▶ Set exercise:
Pull out from the material below all lines with "avril".
[Source records start]
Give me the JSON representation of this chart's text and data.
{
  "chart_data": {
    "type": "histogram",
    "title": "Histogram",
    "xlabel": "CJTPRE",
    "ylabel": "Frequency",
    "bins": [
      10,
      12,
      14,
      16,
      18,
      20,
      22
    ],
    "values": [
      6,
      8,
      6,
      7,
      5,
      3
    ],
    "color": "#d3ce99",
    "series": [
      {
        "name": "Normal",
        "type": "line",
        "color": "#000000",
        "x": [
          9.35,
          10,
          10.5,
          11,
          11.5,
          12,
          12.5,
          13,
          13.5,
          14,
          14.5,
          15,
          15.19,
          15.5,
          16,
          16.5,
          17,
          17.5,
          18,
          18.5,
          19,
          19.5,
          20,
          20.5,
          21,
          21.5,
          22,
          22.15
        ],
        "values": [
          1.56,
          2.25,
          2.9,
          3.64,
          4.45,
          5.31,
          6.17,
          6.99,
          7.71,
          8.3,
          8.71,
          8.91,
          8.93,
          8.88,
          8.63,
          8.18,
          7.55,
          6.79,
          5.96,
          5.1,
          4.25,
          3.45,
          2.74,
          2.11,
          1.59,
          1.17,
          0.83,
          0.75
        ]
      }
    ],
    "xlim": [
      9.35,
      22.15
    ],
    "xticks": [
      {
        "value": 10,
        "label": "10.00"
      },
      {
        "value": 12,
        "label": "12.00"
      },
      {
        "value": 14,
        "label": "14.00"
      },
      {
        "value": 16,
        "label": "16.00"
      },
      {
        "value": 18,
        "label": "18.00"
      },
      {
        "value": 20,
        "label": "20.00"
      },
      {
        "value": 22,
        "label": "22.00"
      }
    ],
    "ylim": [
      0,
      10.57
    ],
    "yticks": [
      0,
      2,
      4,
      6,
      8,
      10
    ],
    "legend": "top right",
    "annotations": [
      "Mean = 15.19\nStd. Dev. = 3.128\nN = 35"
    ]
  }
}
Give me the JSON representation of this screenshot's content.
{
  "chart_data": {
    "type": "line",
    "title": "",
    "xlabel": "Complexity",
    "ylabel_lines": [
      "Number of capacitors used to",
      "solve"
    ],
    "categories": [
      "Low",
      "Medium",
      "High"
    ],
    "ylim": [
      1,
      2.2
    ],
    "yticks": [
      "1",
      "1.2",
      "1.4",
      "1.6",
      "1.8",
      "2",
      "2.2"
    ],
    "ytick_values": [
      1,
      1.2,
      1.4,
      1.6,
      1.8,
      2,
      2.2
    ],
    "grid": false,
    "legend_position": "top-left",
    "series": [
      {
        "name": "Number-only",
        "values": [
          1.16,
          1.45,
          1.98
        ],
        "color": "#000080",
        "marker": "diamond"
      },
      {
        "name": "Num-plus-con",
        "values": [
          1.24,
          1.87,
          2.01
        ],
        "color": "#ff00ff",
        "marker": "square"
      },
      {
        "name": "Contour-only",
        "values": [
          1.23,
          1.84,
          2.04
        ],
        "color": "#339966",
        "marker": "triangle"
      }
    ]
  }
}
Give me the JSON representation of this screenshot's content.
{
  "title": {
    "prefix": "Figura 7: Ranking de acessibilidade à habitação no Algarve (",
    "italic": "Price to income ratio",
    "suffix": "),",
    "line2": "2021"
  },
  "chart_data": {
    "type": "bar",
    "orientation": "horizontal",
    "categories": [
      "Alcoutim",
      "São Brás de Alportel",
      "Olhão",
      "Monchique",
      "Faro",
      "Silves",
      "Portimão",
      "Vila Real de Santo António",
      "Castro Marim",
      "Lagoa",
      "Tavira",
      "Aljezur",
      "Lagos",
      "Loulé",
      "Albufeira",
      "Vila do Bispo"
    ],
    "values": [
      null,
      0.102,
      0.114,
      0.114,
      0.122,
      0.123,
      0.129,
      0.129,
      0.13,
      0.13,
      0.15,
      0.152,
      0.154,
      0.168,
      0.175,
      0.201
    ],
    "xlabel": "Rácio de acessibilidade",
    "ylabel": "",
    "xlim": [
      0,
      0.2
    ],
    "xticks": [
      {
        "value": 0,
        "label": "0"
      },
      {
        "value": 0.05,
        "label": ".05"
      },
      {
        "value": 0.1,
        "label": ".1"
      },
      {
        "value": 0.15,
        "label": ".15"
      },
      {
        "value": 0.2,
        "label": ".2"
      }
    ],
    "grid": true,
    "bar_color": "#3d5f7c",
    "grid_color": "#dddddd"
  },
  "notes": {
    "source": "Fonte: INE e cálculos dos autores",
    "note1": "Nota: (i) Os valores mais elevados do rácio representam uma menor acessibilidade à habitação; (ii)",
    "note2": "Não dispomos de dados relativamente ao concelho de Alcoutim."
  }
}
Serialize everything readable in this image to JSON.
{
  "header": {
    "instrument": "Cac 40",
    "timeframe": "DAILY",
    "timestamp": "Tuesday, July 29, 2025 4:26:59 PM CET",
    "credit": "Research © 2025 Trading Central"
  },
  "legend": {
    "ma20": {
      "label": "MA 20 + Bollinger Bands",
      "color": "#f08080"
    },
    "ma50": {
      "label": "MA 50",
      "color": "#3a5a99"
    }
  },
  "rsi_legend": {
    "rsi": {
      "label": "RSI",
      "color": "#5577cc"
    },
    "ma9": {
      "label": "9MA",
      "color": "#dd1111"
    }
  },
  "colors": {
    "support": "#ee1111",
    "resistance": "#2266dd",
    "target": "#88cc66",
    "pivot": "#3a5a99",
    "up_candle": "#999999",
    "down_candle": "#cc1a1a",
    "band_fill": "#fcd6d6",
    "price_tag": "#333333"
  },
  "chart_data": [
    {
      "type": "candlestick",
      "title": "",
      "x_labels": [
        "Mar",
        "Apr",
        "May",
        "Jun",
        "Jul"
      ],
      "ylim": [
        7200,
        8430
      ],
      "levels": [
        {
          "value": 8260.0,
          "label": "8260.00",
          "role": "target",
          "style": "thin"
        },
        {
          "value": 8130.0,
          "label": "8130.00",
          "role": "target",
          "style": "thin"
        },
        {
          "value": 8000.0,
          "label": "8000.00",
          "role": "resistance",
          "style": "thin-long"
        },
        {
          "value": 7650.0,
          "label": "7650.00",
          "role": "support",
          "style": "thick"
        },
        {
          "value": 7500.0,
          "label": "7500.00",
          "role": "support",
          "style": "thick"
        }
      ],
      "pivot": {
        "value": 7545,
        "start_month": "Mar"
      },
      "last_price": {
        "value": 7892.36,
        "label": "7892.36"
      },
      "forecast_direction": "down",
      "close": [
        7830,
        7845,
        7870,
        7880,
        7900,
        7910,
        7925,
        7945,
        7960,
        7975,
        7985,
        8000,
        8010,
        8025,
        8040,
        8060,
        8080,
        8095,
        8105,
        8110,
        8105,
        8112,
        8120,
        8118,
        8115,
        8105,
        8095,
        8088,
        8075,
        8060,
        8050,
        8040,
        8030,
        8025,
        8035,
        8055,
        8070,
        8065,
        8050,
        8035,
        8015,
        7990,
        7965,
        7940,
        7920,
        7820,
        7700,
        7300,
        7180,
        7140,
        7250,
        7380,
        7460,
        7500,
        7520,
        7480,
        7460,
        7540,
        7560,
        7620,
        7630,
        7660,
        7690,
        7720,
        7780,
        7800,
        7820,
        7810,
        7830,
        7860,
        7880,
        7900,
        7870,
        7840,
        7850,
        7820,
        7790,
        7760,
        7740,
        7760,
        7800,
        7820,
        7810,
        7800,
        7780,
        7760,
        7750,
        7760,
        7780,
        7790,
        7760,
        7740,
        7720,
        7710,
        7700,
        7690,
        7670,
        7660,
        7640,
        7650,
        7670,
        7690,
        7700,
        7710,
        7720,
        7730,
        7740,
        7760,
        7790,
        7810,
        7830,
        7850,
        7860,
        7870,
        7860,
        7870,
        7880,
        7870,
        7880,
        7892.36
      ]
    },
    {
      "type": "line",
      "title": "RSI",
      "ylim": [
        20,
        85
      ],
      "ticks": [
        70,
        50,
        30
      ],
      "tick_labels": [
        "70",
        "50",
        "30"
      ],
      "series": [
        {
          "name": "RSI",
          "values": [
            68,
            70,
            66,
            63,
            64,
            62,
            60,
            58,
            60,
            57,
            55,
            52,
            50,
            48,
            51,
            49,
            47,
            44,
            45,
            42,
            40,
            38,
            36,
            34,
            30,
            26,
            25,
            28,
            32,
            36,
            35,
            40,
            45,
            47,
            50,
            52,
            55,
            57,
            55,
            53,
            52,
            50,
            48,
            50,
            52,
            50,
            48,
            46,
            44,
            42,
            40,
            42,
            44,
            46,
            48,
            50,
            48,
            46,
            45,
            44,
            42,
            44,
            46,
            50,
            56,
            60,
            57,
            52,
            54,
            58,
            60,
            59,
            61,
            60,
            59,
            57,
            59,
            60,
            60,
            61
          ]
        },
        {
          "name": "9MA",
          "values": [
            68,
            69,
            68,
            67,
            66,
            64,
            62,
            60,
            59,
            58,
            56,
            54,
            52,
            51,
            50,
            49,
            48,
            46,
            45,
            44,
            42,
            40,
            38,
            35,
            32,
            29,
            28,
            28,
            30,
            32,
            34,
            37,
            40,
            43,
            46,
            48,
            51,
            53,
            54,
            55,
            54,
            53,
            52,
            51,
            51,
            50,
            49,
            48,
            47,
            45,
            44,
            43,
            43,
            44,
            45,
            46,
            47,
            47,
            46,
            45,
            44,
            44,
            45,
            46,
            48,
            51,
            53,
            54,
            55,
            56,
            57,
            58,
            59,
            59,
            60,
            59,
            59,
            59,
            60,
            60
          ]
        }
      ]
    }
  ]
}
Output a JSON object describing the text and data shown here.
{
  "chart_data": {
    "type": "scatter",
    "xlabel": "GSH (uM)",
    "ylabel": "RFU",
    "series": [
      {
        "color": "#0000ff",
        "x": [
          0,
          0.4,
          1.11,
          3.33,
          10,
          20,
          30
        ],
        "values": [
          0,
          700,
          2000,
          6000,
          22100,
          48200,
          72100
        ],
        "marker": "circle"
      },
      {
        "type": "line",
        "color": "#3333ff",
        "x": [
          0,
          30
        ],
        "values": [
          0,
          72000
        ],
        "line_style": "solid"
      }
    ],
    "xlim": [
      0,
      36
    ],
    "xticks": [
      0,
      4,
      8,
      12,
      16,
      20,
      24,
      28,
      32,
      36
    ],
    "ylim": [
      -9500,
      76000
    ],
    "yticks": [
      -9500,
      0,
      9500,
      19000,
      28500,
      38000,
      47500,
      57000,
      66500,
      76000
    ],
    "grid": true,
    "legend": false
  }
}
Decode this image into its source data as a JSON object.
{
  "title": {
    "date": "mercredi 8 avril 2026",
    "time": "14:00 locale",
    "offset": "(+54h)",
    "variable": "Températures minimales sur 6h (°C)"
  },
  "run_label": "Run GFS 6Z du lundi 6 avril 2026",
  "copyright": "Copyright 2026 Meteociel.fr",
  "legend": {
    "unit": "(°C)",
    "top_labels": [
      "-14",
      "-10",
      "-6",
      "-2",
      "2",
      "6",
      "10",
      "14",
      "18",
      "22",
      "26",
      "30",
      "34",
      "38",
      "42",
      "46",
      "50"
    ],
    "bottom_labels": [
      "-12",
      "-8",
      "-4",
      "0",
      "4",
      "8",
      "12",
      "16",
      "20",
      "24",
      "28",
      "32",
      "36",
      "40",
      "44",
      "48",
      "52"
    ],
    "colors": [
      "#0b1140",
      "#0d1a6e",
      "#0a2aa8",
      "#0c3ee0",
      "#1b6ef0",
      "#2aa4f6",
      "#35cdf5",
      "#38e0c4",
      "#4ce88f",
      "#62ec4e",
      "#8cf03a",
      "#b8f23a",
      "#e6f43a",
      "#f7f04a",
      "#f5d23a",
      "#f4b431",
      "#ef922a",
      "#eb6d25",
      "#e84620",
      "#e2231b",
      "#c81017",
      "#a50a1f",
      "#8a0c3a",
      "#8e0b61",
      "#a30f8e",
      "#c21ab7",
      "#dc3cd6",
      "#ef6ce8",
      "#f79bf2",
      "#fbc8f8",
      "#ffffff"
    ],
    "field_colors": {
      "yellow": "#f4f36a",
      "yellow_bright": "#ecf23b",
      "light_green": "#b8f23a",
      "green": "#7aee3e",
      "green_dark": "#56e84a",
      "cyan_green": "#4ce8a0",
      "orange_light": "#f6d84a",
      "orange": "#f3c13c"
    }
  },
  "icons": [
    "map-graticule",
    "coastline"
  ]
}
[Source records end]
▶ In response:
    "date": "mercredi 8 avril 2026",
  "run_label": "Run GFS 6Z du lundi 6 avril 2026",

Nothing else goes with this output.